● **Required work**
Write out the listing beneath this instruction in its entirety, exactly as it reads.

**** Exercise materials ****

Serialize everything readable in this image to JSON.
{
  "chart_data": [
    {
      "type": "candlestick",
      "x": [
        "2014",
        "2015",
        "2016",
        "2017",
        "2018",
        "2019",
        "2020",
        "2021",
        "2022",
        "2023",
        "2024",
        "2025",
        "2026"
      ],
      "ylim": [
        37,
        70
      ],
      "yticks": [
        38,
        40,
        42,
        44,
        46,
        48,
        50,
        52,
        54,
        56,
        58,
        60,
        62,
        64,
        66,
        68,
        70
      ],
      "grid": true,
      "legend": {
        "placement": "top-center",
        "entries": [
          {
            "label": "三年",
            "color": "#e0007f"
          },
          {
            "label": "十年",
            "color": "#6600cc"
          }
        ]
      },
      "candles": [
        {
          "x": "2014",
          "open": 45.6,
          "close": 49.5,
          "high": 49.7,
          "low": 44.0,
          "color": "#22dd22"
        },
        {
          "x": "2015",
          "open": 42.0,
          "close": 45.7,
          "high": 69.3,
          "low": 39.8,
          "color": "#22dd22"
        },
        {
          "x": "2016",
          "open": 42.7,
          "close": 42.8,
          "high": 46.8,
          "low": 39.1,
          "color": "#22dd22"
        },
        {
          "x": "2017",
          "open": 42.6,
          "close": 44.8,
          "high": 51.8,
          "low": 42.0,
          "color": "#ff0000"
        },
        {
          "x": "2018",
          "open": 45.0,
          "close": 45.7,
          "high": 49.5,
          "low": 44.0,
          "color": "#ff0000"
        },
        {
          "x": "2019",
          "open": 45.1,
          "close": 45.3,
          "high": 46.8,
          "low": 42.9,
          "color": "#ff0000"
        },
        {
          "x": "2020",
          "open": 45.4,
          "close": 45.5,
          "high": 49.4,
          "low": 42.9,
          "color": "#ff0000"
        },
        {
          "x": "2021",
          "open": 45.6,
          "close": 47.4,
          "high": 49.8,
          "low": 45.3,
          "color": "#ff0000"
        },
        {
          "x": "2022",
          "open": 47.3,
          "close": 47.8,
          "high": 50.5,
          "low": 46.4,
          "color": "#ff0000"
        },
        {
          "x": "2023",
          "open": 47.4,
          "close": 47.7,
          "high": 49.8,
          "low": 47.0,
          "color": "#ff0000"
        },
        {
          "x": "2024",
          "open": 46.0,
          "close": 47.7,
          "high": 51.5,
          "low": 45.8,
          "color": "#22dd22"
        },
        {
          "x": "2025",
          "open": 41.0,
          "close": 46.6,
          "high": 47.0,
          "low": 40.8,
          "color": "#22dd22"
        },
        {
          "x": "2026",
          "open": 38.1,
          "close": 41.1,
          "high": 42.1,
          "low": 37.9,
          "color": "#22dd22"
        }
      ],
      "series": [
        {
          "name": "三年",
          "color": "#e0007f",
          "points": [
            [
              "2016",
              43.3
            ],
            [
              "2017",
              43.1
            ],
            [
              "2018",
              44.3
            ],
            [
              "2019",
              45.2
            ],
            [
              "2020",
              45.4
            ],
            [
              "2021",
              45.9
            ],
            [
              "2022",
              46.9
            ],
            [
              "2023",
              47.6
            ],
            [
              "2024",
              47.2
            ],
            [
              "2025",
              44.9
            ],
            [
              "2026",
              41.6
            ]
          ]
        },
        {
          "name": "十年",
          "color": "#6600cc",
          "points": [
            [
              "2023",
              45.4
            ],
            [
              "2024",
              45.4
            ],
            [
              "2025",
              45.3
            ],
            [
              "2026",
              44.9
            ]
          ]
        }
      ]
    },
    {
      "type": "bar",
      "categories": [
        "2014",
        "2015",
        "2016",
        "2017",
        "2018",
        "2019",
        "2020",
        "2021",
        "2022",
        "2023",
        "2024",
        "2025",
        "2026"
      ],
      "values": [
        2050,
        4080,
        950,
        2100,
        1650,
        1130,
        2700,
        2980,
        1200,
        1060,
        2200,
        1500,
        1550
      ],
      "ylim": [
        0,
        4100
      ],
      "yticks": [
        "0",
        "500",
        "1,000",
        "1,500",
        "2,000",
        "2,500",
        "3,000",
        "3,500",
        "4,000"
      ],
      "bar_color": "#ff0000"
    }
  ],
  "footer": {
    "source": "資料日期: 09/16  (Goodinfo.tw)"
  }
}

****

● **Solved problem**
Serialize everything readable in this image to JSON.
{
  "chart_data": [
    {
      "type": "candlestick",
      "x": [
        "2014",
        "2015",
        "2016",
        "2017",
        "2018",
        "2019",
        "2020",
        "2021",
        "2022",
        "2023",
        "2024",
        "2025",
        "2026"
      ],
      "ylim": [
        37,
        70
      ],
      "yticks": [
        38,
        40,
        42,
        44,
        46,
        48,
        50,
        52,
        54,
        56,
        58,
        60,
        62,
        64,
        66,
        68,
        70
      ],
      "grid": true,
      "legend": {
        "placement": "top-center",
        "entries": [
          {
            "label": "三年",
            "color": "#e0007f"
          },
          {
            "label": "十年",
            "color": "#6600cc"
          }
        ]
      },
      "candles": [
        {
          "x": "2014",
          "open": 45.6,
          "close": 49.5,
          "high": 49.7,
          "low": 44.0,
          "color": "#22dd22"
        },
        {
          "x": "2015",
          "open": 42.0,
          "close": 45.7,
          "high": 69.3,
          "low": 39.8,
          "color": "#22dd22"
        },
        {
          "x": "2016",
          "open": 42.7,
          "close": 42.8,
          "high": 46.8,
          "low": 39.1,
          "color": "#22dd22"
        },
        {
          "x": "2017",
          "open": 42.6,
          "close": 44.8,
          "high": 51.8,
          "low": 42.0,
          "color": "#ff0000"
        },
        {
          "x": "2018",
          "open": 45.0,
          "close": 45.7,
          "high": 49.5,
          "low": 44.0,
          "color": "#ff0000"
        },
        {
          "x": "2019",
          "open": 45.1,
          "close": 45.3,
          "high": 46.8,
          "low": 42.9,
          "color": "#ff0000"
        },
        {
          "x": "2020",
          "open": 45.4,
          "close": 45.5,
          "high": 49.4,
          "low": 42.9,
          "color": "#ff0000"
        },
        {
          "x": "2021",
          "open": 45.6,
          "close": 47.4,
          "high": 49.8,
          "low": 45.3,
          "color": "#ff0000"
        },
        {
          "x": "2022",
          "open": 47.3,
          "close": 47.8,
          "high": 50.5,
          "low": 46.4,
          "color": "#ff0000"
        },
        {
          "x": "2023",
          "open": 47.4,
          "close": 47.7,
          "high": 49.8,
          "low": 47.0,
          "color": "#ff0000"
        },
        {
          "x": "2024",
          "open": 46.0,
          "close": 47.7,
          "high": 51.5,
          "low": 45.8,
          "color": "#22dd22"
        },
        {
          "x": "2025",
          "open": 41.0,
          "close": 46.6,
          "high": 47.0,
          "low": 40.8,
          "color": "#22dd22"
        },
        {
          "x": "2026",
          "open": 38.1,
          "close": 41.1,
          "high": 42.1,
          "low": 37.9,
          "color": "#22dd22"
        }
      ],
      "series": [
        {
          "name": "三年",
          "color": "#e0007f",
          "points": [
            [
              "2016",
              43.3
            ],
            [
              "2017",
              43.1
            ],
            [
              "2018",
              44.3
            ],
            [
              "2019",
              45.2
            ],
            [
              "2020",
              45.4
            ],
            [
              "2021",
              45.9
            ],
            [
              "2022",
              46.9
            ],
            [
              "2023",
              47.6
            ],
            [
              "2024",
              47.2
            ],
            [
              "2025",
              44.9
            ],
            [
              "2026",
              41.6
            ]
          ]
        },
        {
          "name": "十年",
          "color": "#6600cc",
          "points": [
            [
              "2023",
              45.4
            ],
            [
              "2024",
              45.4
            ],
            [
              "2025",
              45.3
            ],
            [
              "2026",
              44.9
            ]
          ]
        }
      ]
    },
    {
      "type": "bar",
      "categories": [
        "2014",
        "2015",
        "2016",
        "2017",
        "2018",
        "2019",
        "2020",
        "2021",
        "2022",
        "2023",
        "2024",
        "2025",
        "2026"
      ],
      "values": [
        2050,
        4080,
        950,
        2100,
        1650,
        1130,
        2700,
        2980,
        1200,
        1060,
        2200,
        1500,
        1550
      ],
      "ylim": [
        0,
        4100
      ],
      "yticks": [
        "0",
        "500",
        "1,000",
        "1,500",
        "2,000",
        "2,500",
        "3,000",
        "3,500",
        "4,000"
      ],
      "bar_color": "#ff0000"
    }
  ],
  "footer": {
    "source": "資料日期: 09/16  (Goodinfo.tw)"
  }
}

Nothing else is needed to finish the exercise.